◆ YOUR OBJECTIVE: Every line that includes the word "green" is to be listed.

◆ RECORDED INFORMATION:
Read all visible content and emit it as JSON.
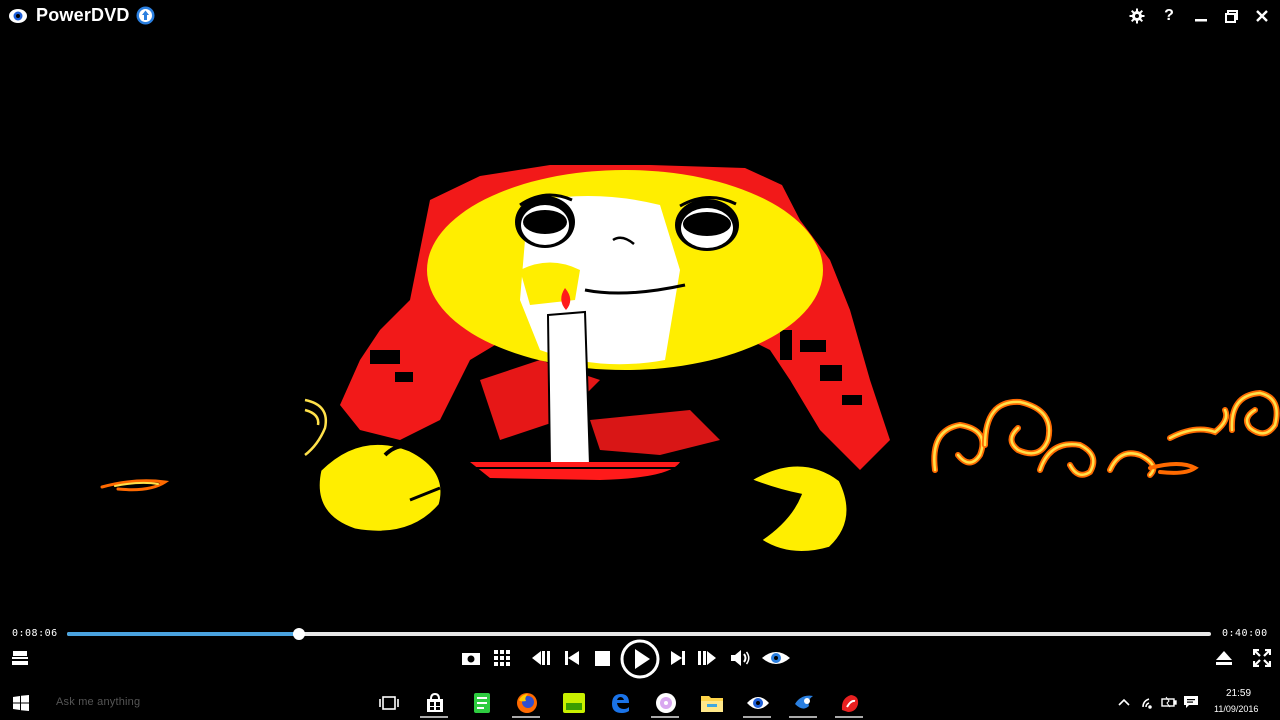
{
  "window": {
    "title": "PowerDVD",
    "buttons": {
      "settings_icon": "gear-icon",
      "help_label": "?",
      "minimize_icon": "minimize-icon",
      "restore_icon": "restore-icon",
      "close_icon": "close-icon"
    }
  },
  "playback": {
    "elapsed": "0:08:06",
    "total": "0:40:00",
    "progress": 0.2027
  },
  "controls": {
    "left": "menu-icon",
    "center": [
      "snapshot-icon",
      "grid-icon",
      "rewind-icon",
      "previous-icon",
      "stop-icon",
      "play-icon",
      "next-icon",
      "step-forward-icon",
      "volume-icon",
      "trueteheory-eye-icon"
    ],
    "right": [
      "eject-icon",
      "fullscreen-icon"
    ]
  },
  "taskbar": {
    "search_placeholder": "Ask me anything",
    "apps": [
      "task-view-icon",
      "store-icon",
      "green-app-icon",
      "firefox-icon",
      "yellow-green-app-icon",
      "edge-icon",
      "media-app-icon",
      "file-explorer-icon",
      "powerdvd-icon",
      "blue-app-icon",
      "red-app-icon"
    ],
    "tray": {
      "time": "21:59",
      "date": "11/09/2016"
    }
  },
  "colors": {
    "accent": "#4aa3df",
    "video_red": "#ff1a1a",
    "video_yellow": "#ffee00",
    "background": "#000000"
  }
}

◆ TASK ANSWER:
      "green-app-icon",
      "yellow-green-app-icon",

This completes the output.